◆ Set problem
Copy out each line below that has the word "glyph" in it.

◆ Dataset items
====

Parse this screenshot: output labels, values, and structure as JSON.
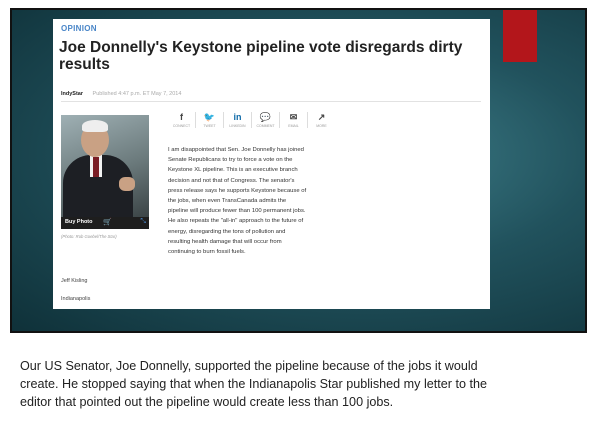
{
  "colors": {
    "slide_bg": "#21525d",
    "accent": "#b3161b",
    "opinion_label": "#4a86c8",
    "twitter": "#1da1f2",
    "linkedin": "#0e6aa8"
  },
  "article": {
    "section": "OPINION",
    "headline": "Joe Donnelly's Keystone pipeline vote disregards dirty results",
    "publisher": "IndyStar",
    "published": "Published 4:47 p.m. ET May 7, 2014",
    "share": [
      {
        "icon": "facebook-icon",
        "glyph": "f",
        "label": "CONNECT"
      },
      {
        "icon": "twitter-icon",
        "glyph": "🐦",
        "label": "TWEET"
      },
      {
        "icon": "linkedin-icon",
        "glyph": "in",
        "label": "LINKEDIN"
      },
      {
        "icon": "comment-icon",
        "glyph": "💬",
        "label": "COMMENT"
      },
      {
        "icon": "email-icon",
        "glyph": "✉",
        "label": "EMAIL"
      },
      {
        "icon": "more-icon",
        "glyph": "↗",
        "label": "MORE"
      }
    ],
    "photo": {
      "buy_label": "Buy Photo",
      "caption": "(Photo: Rob Goebel/The Star)"
    },
    "body_lines": [
      "I am disappointed that Sen. Joe Donnelly has joined",
      "Senate Republicans to try to force a vote on the",
      "Keystone XL pipeline. This is an executive branch",
      "decision and not that of Congress. The senator's",
      "press release says he supports Keystone because of",
      "the jobs, when even TransCanada admits the",
      "pipeline will produce fewer than 100 permanent jobs.",
      "He also repeats the \"all-in\" approach to the future of",
      "energy, disregarding the tons of pollution and",
      "resulting health damage that will occur from",
      "continuing to burn fossil fuels."
    ],
    "author": "Jeff Kisling",
    "city": "Indianapolis"
  },
  "note": {
    "lines": [
      "Our US Senator, Joe Donnelly, supported the pipeline because of the jobs it would",
      "create. He stopped saying that when the Indianapolis Star published my letter to the",
      "editor that pointed out the pipeline would create less than 100 jobs."
    ]
  }
}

====

◆ Solution for this problem
        "glyph": "f",
        "glyph": "🐦",
        "glyph": "in",
        "glyph": "💬",
        "glyph": "✉",
        "glyph": "↗",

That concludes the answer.